[Figure contents as structured data]
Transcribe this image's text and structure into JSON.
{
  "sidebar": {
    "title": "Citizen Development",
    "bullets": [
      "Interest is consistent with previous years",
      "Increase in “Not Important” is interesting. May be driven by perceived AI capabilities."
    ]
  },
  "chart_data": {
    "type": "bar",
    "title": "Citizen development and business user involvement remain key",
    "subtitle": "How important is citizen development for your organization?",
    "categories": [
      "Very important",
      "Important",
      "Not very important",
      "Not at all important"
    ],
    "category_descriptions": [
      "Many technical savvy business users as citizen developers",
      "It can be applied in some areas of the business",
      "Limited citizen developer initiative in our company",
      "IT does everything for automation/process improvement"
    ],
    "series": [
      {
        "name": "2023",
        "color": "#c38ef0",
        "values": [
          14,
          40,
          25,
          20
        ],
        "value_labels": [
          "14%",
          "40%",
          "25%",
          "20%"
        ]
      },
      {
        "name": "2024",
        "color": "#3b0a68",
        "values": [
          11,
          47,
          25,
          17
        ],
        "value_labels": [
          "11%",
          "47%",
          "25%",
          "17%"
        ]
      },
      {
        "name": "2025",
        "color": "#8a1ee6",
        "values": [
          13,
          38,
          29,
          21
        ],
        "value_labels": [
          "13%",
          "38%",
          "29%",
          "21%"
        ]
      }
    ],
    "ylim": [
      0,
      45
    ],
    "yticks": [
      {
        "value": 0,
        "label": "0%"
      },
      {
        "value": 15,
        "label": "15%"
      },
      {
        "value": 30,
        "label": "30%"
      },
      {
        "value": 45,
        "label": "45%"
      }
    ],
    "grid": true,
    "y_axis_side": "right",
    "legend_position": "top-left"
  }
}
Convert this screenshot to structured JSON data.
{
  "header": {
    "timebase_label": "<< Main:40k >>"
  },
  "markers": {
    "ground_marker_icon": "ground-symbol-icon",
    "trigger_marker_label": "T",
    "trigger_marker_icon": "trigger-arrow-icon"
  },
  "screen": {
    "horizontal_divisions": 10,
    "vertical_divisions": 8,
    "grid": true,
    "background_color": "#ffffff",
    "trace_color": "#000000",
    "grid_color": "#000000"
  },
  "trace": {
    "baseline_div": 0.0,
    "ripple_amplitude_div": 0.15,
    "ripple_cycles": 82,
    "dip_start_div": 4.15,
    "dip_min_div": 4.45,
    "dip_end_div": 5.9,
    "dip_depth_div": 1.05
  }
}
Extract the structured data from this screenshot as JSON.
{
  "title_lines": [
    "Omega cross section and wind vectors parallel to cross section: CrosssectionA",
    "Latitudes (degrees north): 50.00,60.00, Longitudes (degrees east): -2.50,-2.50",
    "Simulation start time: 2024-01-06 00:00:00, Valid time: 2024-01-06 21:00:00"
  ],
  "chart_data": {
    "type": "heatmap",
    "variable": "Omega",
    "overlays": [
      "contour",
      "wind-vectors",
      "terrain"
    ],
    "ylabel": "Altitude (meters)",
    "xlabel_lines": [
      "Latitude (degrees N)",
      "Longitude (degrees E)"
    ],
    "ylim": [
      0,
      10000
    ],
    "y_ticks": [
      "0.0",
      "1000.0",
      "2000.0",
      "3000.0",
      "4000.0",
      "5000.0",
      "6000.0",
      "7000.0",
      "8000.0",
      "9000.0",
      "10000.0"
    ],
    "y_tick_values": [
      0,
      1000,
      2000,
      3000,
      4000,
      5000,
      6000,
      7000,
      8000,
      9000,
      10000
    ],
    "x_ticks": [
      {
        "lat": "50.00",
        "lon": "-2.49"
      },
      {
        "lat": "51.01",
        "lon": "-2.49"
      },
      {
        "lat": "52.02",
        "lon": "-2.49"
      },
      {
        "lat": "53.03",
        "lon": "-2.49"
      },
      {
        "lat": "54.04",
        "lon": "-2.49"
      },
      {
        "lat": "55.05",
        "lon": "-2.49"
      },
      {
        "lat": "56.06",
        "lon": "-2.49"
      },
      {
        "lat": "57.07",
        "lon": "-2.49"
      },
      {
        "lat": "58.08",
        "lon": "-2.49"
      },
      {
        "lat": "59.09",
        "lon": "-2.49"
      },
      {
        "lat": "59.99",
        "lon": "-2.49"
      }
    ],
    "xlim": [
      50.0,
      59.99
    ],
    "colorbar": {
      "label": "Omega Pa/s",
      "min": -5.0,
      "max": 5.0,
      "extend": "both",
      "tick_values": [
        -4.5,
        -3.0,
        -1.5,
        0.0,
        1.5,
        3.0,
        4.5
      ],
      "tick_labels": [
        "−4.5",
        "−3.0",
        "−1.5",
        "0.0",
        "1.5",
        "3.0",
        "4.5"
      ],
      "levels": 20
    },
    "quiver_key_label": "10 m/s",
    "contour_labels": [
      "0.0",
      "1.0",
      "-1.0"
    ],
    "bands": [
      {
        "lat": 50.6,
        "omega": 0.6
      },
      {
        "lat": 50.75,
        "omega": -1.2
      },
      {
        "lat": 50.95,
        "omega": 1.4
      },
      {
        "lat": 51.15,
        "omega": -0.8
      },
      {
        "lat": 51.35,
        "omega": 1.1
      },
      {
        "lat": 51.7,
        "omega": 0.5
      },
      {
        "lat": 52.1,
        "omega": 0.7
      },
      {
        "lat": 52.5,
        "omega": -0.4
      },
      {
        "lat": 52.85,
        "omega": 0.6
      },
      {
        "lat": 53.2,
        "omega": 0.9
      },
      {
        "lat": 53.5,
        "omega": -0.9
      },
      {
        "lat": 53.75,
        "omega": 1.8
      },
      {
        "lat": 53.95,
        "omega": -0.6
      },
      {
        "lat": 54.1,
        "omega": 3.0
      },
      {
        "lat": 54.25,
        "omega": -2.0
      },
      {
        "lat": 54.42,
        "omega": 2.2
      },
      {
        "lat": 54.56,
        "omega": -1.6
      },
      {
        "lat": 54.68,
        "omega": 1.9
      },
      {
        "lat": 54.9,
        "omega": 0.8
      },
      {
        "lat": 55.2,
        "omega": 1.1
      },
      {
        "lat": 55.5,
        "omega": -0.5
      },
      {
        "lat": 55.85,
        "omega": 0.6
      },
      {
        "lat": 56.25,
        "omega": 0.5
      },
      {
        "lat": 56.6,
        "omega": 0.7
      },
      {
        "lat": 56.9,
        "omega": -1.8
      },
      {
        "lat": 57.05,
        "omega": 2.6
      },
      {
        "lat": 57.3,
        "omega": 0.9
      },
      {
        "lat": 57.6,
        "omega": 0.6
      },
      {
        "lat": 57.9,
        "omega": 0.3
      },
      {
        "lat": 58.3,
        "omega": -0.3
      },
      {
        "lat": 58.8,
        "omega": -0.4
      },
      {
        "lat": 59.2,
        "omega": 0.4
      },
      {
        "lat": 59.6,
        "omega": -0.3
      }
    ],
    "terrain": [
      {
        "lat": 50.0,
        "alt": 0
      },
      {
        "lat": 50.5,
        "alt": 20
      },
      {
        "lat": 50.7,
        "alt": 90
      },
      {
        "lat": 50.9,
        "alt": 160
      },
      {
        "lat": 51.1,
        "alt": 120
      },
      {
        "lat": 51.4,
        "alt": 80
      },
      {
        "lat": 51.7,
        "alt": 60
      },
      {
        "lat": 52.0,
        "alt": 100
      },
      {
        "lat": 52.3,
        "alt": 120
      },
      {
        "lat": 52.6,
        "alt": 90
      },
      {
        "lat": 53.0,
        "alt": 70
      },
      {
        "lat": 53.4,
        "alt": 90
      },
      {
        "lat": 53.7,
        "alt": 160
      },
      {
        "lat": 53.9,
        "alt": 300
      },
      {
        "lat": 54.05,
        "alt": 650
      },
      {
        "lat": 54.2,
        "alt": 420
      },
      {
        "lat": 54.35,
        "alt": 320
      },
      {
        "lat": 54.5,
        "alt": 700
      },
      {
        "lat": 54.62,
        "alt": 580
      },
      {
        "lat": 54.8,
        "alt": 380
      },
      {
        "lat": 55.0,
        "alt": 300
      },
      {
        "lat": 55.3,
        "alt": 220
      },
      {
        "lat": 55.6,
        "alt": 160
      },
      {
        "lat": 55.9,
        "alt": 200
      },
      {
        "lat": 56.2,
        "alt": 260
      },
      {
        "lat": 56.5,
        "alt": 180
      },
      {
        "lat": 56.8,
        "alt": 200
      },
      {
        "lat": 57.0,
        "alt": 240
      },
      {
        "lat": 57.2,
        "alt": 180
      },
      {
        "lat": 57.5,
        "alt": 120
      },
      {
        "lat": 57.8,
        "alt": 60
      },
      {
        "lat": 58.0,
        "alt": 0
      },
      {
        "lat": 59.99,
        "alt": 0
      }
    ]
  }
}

▸ **What you should do**
Extract, from the listing above, every line where the string "business" occurs.

▸ **Final result**
    "title": "Citizen development and business user involvement remain key",
      "Many technical savvy business users as citizen developers",
      "It can be applied in some areas of the business",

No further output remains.